● EXERCISE GOAL: Copy out each line of the listing that has the word "name" in it.

--- START OF ENTRIES ---

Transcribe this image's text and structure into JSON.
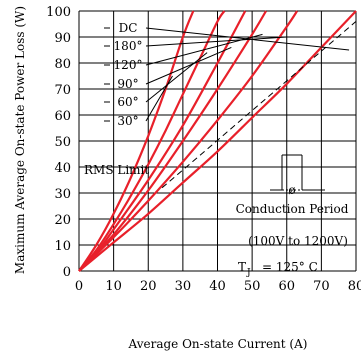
{
  "chart_data": {
    "type": "line",
    "xlabel": "Average On-state Current (A)",
    "ylabel": "Maximum Average On-state Power Loss (W)",
    "xlim": [
      0,
      80
    ],
    "ylim": [
      0,
      100
    ],
    "x_ticks": [
      0,
      10,
      20,
      30,
      40,
      50,
      60,
      70,
      80
    ],
    "y_ticks": [
      0,
      10,
      20,
      30,
      40,
      50,
      60,
      70,
      80,
      90,
      100
    ],
    "grid": true,
    "series": [
      {
        "name": "30°",
        "x": [
          0,
          5,
          10,
          15,
          20,
          25,
          30,
          33
        ],
        "y": [
          0,
          10,
          22,
          36,
          52,
          70,
          90,
          100
        ]
      },
      {
        "name": "60°",
        "x": [
          0,
          5,
          10,
          15,
          20,
          25,
          30,
          35,
          40,
          42
        ],
        "y": [
          0,
          8,
          18,
          29,
          41,
          54,
          68,
          82,
          96,
          100
        ]
      },
      {
        "name": "90°",
        "x": [
          0,
          5,
          10,
          20,
          30,
          40,
          48
        ],
        "y": [
          0,
          7,
          16,
          35,
          56,
          80,
          100
        ]
      },
      {
        "name": "120°",
        "x": [
          0,
          5,
          10,
          20,
          30,
          40,
          50,
          54
        ],
        "y": [
          0,
          7,
          14,
          31,
          50,
          70,
          91,
          100
        ]
      },
      {
        "name": "180°",
        "x": [
          0,
          10,
          20,
          30,
          40,
          50,
          60,
          63
        ],
        "y": [
          0,
          13,
          27,
          42,
          58,
          75,
          94,
          100
        ]
      },
      {
        "name": "DC",
        "x": [
          0,
          10,
          20,
          30,
          40,
          50,
          60,
          70,
          80
        ],
        "y": [
          0,
          11,
          22,
          34,
          46,
          59,
          72,
          86,
          100
        ]
      }
    ],
    "rms_limit": {
      "label": "RMS Limit",
      "x": [
        24,
        80
      ],
      "y": [
        32,
        96
      ]
    },
    "annotations": {
      "conduction": "Conduction Period",
      "angle_symbol": "ø",
      "voltage": "(100V to 1200V)",
      "tj_t": "T",
      "tj_sub": "J",
      "tj_value": "= 125° C"
    },
    "colors": {
      "curve": "#e8202a",
      "grid": "#000000",
      "dashed": "#000000"
    }
  }
}
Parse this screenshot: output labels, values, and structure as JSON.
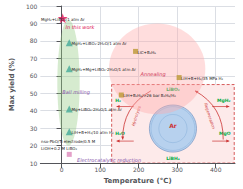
{
  "chart_data": {
    "type": "scatter",
    "xlabel": "Temperature (°C)",
    "ylabel": "Max yield (%)",
    "xlim": [
      -55,
      450
    ],
    "ylim": [
      10,
      100
    ],
    "xticks": [
      0,
      100,
      200,
      300,
      400
    ],
    "yticks": [
      10,
      20,
      30,
      40,
      50,
      60,
      70,
      80,
      90,
      100
    ],
    "grid": true,
    "series": [
      {
        "marker": "star",
        "color": "#dd1155",
        "x": [
          3
        ],
        "values": [
          93
        ]
      },
      {
        "marker": "triangle",
        "color": "#44aa99",
        "x": [
          20,
          20,
          20,
          20
        ],
        "values": [
          79,
          64,
          41,
          28
        ]
      },
      {
        "marker": "square",
        "color": "#bb9933",
        "x": [
          155,
          192,
          305
        ],
        "values": [
          49,
          74,
          59
        ]
      },
      {
        "marker": "square",
        "color": "#dd88bb",
        "x": [
          20
        ],
        "values": [
          15
        ]
      }
    ],
    "regions": [
      {
        "cx": 18,
        "cy": 56,
        "w": 58,
        "h": 72,
        "color": "#99cc88"
      },
      {
        "cx": 248,
        "cy": 64,
        "w": 250,
        "h": 52,
        "color": "#ffaaaa"
      }
    ],
    "point_labels": [
      {
        "x": -53,
        "y": 92.5,
        "text": "MgH₂+LiBO₂/1 atm Ar",
        "color": "#222222"
      },
      {
        "x": 26,
        "y": 78.5,
        "text": "MgH₂+LiBO₂·2H₂O/1 atm Ar",
        "color": "#222222"
      },
      {
        "x": 26,
        "y": 63.5,
        "text": "MgH₂+Mg+LiBO₂·2H₂O/1 atm Ar",
        "color": "#222222"
      },
      {
        "x": 26,
        "y": 40.5,
        "text": "Mg+LiBO₂·2H₂O/1 atm Ar",
        "color": "#222222"
      },
      {
        "x": 26,
        "y": 27.5,
        "text": "LiH+B+H₂/10 atm H₂",
        "color": "#222222"
      },
      {
        "x": 160,
        "y": 48.5,
        "text": "LiH+B₂H₆/>26 bar B₂H₆/H₂",
        "color": "#222222"
      },
      {
        "x": 197,
        "y": 73.5,
        "text": "LiC+B₂H₆",
        "color": "#222222"
      },
      {
        "x": 310,
        "y": 58.5,
        "text": "LiH+B+H₂/35 MPa H₂",
        "color": "#222222"
      },
      {
        "x": -53,
        "y": 22.5,
        "text": "nso-PbO/Ti electrode/0.5 M",
        "color": "#222222"
      },
      {
        "x": -53,
        "y": 18.5,
        "text": "LiOH+0.2 M LiBO₂",
        "color": "#222222"
      }
    ],
    "annotations": [
      {
        "x": 10,
        "y": 88,
        "text": "In this work",
        "color": "#dd1155"
      },
      {
        "x": 40,
        "y": 12,
        "text": "Electrocatalytic reduction",
        "color": "#8855aa"
      },
      {
        "x": 2,
        "y": 51,
        "text": "Ball milling",
        "color": "#8855aa"
      },
      {
        "x": 205,
        "y": 61,
        "text": "Annealing",
        "color": "#cc3355"
      }
    ],
    "inset": {
      "x": [
        130,
        448
      ],
      "y": [
        10,
        55
      ],
      "center": "Ar",
      "labels": [
        "LiBO₂",
        "MgH₂",
        "MgO",
        "LiBH₄",
        "H₂",
        "H₂O"
      ],
      "processes": [
        "Hydrolysis",
        "Regeneration"
      ],
      "bg": "#fdeaea",
      "border_color": "#cc3333",
      "circle_color": "#aaccee",
      "circle_edge": "#6688bb",
      "label_color": "#00aa44",
      "arrow_color": "#cc3333",
      "ar_color": "#cc3333"
    }
  }
}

--- END OF ENTRIES ---

● REPLY TO THE TASK:
        "name": "30°",
        "name": "60°",
        "name": "90°",
        "name": "120°",
        "name": "180°",
        "name": "DC",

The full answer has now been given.